— START PROVIDED PASSAGE —

[PATCH] 1

From: Minchan Kim
Date: Thu Jun 07 2012 - 00:12:14 EST


Signed-off-by: Minchan Kim <minchan@xxxxxxxxxx>
---
include/linux/compaction.h | 19 +++++
mm/compaction.c | 170 ++++++++++++++++++++++++++++++++++++++------
mm/internal.h | 9 ++-
mm/page_alloc.c | 8 +--
4 files changed, 178 insertions(+), 28 deletions(-)

diff --git a/include/linux/compaction.h b/include/linux/compaction.h
index 51a90b7..e988037 100644
--- a/include/linux/compaction.h
+++ b/include/linux/compaction.h
@@ -1,6 +1,8 @@
#ifndef _LINUX_COMPACTION_H
#define _LINUX_COMPACTION_H

+#include <linux/node.h>
+
/* Return values for compact_zone() and try_to_compact_pages() */
/* compaction didn't start as it was not possible or direct reclaim was more suitable */
#define COMPACT_SKIPPED 0
@@ -11,6 +13,23 @@
/* The full zone was compacted */
#define COMPACT_COMPLETE 3

+/*
+ * compaction supports three modes
+ *
+ * COMPACT_ASYNC_MOVABLE uses asynchronous migration and only scans
+ * MIGRATE_MOVABLE pageblocks as migration sources and targets.
+ * COMPACT_ASYNC_UNMOVABLE uses asynchronous migration and only scans
+ * MIGRATE_MOVABLE pageblocks as migration sources.
+ * MIGRATE_UNMOVABLE pageblocks are scanned as potential migration
+ * targets and convers them to MIGRATE_MOVABLE if possible
+ * COMPACT_SYNC uses synchronous migration and scans all pageblocks
+ */
+enum compact_mode {
+ COMPACT_ASYNC_MOVABLE,
+ COMPACT_ASYNC_UNMOVABLE,
+ COMPACT_SYNC,
+};
+
#ifdef CONFIG_COMPACTION
extern int sysctl_compact_memory;
extern int sysctl_compaction_handler(struct ctl_table *table, int write,
diff --git a/mm/compaction.c b/mm/compaction.c
index 7ea259d..a5c9141 100644
--- a/mm/compaction.c
+++ b/mm/compaction.c
@@ -236,7 +236,7 @@ isolate_migratepages_range(struct zone *zone, struct compact_control *cc,
*/
while (unlikely(too_many_isolated(zone))) {
/* async migration should just abort */
- if (!cc->sync)
+ if (cc->mode != COMPACT_SYNC)
return 0;

congestion_wait(BLK_RW_ASYNC, HZ/10);
@@ -304,7 +304,8 @@ isolate_migratepages_range(struct zone *zone, struct compact_control *cc,
* satisfies the allocation
*/
pageblock_nr = low_pfn >> pageblock_order;
- if (!cc->sync && last_pageblock_nr != pageblock_nr &&
+ if (cc->mode != COMPACT_SYNC &&
+ last_pageblock_nr != pageblock_nr &&
!migrate_async_suitable(get_pageblock_migratetype(page))) {
low_pfn += pageblock_nr_pages;
low_pfn = ALIGN(low_pfn, pageblock_nr_pages) - 1;
@@ -325,7 +326,7 @@ isolate_migratepages_range(struct zone *zone, struct compact_control *cc,
continue;
}

- if (!cc->sync)

— END PROVIDED PASSAGE —
— START SUPPLIED RECORDS —

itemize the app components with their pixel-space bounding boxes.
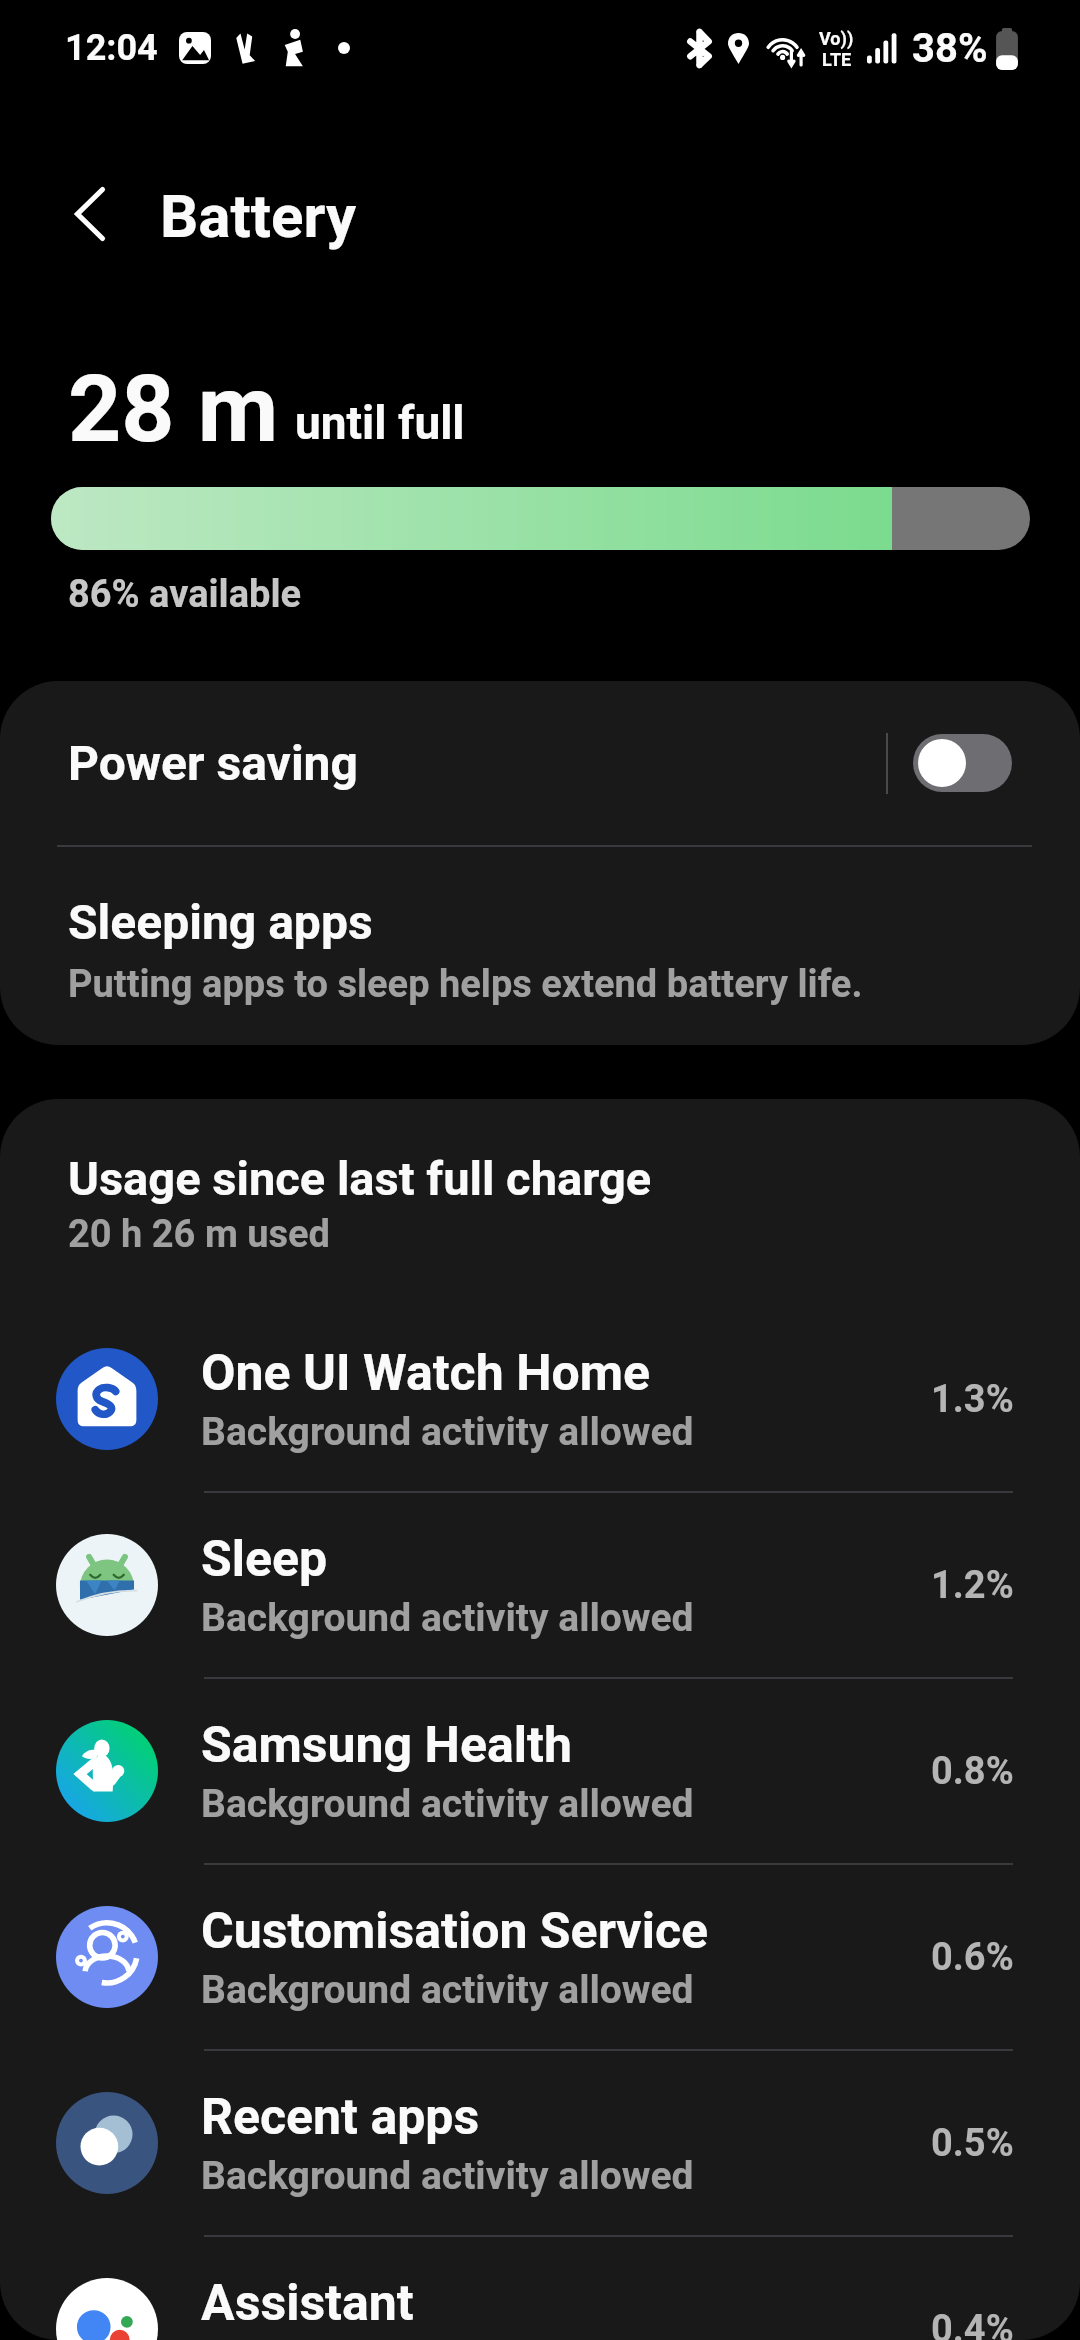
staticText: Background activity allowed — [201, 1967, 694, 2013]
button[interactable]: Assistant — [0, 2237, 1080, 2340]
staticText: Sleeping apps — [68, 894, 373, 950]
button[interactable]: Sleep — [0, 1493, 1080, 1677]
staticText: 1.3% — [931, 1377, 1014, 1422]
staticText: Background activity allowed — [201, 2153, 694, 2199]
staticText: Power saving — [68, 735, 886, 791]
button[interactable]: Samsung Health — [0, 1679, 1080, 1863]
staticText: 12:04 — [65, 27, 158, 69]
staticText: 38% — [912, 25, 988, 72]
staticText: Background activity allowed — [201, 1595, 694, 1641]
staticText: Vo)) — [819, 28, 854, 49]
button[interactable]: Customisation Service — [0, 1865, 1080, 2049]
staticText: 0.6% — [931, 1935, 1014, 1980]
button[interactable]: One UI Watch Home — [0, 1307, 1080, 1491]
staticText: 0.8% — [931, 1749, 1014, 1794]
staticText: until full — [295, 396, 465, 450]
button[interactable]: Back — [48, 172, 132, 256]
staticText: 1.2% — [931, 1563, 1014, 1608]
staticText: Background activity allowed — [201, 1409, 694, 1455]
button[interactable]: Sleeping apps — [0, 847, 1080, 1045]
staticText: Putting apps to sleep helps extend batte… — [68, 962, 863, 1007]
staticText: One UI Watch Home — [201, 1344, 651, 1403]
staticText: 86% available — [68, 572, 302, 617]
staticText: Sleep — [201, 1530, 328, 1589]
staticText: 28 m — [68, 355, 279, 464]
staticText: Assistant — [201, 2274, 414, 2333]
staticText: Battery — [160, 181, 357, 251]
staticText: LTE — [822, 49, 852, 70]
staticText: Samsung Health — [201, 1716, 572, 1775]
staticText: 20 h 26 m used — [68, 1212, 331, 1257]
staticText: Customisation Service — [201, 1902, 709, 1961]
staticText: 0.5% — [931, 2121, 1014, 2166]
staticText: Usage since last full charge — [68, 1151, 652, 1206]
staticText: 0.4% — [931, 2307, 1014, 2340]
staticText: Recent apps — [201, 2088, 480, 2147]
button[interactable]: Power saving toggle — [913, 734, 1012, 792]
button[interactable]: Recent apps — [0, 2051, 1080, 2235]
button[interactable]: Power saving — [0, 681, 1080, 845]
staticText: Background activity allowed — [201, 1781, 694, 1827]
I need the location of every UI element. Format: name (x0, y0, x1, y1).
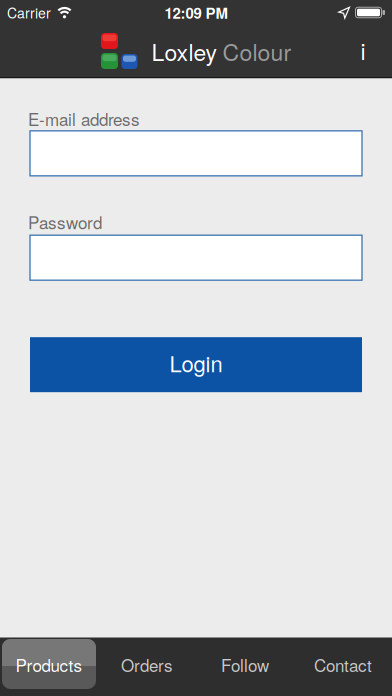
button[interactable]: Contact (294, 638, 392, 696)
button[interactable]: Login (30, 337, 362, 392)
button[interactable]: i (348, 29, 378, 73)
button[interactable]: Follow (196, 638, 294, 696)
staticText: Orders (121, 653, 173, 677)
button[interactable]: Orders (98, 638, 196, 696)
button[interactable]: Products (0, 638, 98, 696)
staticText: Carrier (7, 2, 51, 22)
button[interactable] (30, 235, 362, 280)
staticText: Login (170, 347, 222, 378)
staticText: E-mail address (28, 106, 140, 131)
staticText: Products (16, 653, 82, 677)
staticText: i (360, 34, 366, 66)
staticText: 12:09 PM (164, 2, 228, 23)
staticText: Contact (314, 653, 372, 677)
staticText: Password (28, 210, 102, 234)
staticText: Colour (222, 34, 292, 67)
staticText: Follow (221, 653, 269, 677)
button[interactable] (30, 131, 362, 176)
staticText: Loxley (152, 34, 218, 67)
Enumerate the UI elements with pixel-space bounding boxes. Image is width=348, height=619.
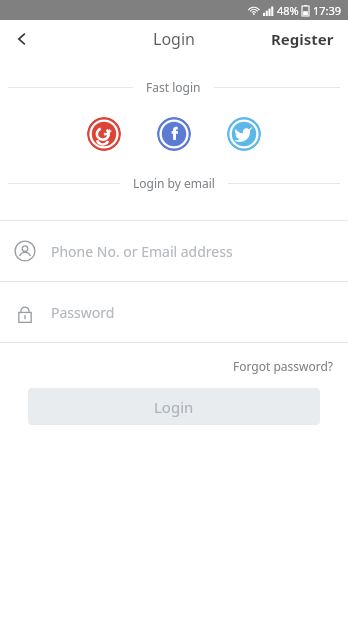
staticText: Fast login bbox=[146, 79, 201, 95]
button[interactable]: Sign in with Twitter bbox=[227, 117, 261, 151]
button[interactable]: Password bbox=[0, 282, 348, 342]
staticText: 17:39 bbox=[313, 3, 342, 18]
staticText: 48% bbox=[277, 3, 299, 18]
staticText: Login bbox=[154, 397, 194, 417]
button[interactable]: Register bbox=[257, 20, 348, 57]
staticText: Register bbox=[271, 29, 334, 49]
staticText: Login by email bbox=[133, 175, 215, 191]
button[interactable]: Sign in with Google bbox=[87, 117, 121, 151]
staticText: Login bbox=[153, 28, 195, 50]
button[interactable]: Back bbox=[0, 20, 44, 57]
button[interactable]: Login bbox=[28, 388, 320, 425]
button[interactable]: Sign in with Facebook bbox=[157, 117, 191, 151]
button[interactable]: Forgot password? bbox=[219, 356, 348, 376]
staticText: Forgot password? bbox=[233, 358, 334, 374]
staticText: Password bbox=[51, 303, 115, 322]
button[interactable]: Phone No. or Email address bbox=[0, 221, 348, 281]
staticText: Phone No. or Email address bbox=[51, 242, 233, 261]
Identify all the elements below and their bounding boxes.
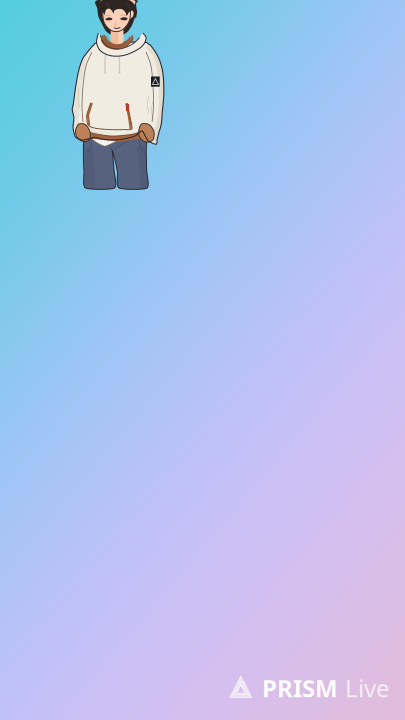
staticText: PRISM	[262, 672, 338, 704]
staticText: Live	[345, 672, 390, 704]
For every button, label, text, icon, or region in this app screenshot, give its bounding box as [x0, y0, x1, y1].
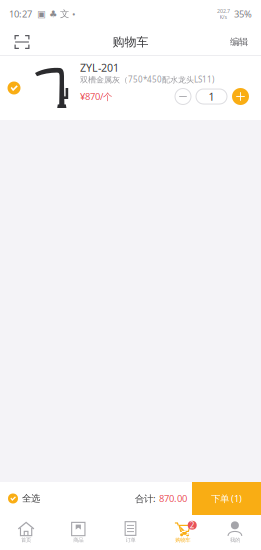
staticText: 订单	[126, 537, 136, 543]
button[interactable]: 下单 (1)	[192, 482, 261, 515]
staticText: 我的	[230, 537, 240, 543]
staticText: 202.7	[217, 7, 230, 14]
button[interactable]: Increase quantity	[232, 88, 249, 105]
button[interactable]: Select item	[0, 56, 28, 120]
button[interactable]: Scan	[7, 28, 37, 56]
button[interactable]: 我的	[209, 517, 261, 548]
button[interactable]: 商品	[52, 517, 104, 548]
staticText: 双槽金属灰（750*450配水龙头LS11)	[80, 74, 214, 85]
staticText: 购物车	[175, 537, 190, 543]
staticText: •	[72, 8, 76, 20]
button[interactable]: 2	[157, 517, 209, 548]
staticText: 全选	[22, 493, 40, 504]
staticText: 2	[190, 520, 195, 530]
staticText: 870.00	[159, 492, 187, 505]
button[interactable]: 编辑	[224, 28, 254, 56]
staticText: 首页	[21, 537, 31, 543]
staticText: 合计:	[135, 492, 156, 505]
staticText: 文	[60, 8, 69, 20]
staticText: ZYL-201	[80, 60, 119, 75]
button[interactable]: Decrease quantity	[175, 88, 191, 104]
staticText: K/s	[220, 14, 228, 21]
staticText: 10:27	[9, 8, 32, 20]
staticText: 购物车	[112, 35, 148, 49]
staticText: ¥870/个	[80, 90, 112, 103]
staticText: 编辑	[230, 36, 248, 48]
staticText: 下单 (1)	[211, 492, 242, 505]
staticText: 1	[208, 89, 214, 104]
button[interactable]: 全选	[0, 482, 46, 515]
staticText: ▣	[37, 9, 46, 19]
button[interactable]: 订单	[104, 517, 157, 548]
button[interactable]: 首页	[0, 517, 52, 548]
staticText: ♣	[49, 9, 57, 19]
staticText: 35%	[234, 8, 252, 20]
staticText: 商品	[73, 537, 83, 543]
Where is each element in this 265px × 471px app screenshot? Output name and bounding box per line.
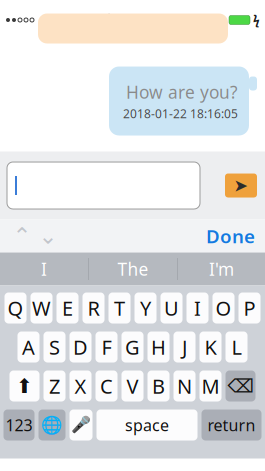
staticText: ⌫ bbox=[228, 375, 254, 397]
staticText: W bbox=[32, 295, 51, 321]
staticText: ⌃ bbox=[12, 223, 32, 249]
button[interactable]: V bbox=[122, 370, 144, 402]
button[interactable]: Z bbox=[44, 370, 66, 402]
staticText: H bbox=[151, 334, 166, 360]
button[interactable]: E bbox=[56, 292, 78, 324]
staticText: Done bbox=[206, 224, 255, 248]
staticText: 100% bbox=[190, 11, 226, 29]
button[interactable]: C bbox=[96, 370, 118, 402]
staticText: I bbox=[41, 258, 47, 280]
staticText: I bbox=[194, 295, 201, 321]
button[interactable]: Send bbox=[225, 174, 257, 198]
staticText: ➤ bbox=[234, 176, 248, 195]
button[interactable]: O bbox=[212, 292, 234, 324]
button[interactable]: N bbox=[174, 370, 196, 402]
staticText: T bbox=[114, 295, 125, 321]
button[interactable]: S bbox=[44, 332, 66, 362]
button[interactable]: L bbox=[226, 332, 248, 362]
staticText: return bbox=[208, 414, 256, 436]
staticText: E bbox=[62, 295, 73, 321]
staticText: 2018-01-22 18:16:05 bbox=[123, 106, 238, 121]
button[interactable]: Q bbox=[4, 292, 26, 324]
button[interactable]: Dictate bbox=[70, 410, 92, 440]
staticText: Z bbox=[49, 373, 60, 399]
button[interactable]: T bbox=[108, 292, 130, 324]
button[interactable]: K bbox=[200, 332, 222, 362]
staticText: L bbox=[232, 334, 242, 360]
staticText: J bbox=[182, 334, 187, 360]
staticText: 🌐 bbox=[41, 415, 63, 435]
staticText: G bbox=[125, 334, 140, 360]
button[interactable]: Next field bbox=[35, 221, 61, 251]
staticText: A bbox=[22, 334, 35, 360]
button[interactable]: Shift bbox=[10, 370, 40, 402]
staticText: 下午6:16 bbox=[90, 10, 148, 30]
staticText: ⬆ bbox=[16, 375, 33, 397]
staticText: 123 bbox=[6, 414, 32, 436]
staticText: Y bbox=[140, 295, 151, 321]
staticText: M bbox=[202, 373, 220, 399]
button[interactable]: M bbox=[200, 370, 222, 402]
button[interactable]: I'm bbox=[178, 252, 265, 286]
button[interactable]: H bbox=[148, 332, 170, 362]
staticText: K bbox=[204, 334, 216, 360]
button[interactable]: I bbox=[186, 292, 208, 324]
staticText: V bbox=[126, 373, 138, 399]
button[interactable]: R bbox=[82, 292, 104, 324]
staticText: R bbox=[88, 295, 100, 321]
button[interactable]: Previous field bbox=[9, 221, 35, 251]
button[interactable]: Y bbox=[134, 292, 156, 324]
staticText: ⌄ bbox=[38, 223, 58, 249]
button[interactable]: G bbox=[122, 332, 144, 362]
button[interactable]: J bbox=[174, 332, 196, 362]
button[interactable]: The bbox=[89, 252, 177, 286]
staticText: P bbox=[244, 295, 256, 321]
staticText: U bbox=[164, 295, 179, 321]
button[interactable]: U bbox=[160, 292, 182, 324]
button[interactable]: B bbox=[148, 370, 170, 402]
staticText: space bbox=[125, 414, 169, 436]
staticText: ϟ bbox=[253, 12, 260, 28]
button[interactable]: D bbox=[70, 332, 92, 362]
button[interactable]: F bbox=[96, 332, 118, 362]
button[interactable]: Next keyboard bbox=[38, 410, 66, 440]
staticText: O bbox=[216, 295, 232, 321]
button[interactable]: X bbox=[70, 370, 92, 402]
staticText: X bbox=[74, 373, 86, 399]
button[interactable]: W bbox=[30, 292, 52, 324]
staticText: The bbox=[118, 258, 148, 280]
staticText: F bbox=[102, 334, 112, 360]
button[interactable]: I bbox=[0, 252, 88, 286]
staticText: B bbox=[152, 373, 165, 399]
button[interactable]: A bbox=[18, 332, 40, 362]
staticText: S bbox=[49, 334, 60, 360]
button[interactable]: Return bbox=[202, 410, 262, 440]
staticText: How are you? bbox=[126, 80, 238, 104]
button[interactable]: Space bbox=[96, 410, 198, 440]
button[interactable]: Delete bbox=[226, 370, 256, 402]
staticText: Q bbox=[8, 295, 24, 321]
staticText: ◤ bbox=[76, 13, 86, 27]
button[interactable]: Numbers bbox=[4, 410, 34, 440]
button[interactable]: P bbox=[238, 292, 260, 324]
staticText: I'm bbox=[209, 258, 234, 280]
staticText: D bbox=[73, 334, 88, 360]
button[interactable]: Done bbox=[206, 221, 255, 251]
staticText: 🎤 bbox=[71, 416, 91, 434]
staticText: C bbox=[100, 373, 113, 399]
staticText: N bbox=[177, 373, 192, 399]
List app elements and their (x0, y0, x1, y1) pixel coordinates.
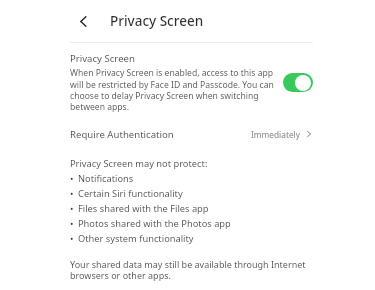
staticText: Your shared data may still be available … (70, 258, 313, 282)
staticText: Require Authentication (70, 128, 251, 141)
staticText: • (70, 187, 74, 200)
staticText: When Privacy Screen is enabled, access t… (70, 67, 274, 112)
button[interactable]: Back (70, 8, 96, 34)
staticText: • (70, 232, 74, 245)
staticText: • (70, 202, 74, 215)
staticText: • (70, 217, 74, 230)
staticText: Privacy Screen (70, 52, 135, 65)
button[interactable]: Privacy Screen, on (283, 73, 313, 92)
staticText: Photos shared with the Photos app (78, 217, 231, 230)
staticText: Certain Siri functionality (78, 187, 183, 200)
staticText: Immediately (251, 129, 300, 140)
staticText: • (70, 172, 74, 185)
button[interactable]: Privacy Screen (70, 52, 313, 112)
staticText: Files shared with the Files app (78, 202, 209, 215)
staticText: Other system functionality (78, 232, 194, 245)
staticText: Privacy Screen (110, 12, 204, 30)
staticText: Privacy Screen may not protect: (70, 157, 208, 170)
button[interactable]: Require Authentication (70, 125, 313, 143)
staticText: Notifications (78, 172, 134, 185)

— END SUPPLIED RECORDS —

REQUIRED WORK =
Decide whether each statement below agrees with the compaction patch, answering yes or no and quoting the deciding words from the patch. 1. The patch describes three compaction modes. 2. COMPACT_SYNC relies on asynchronous migration. 3. The patch changes four files.

RESPONSE =
1. Yes: "compaction supports three modes"
2. No: "COMPACT_SYNC uses synchronous migration and scans all pageblocks"
3. Yes: "4 files changed, 178 insertions(+), 28 deletions(-)"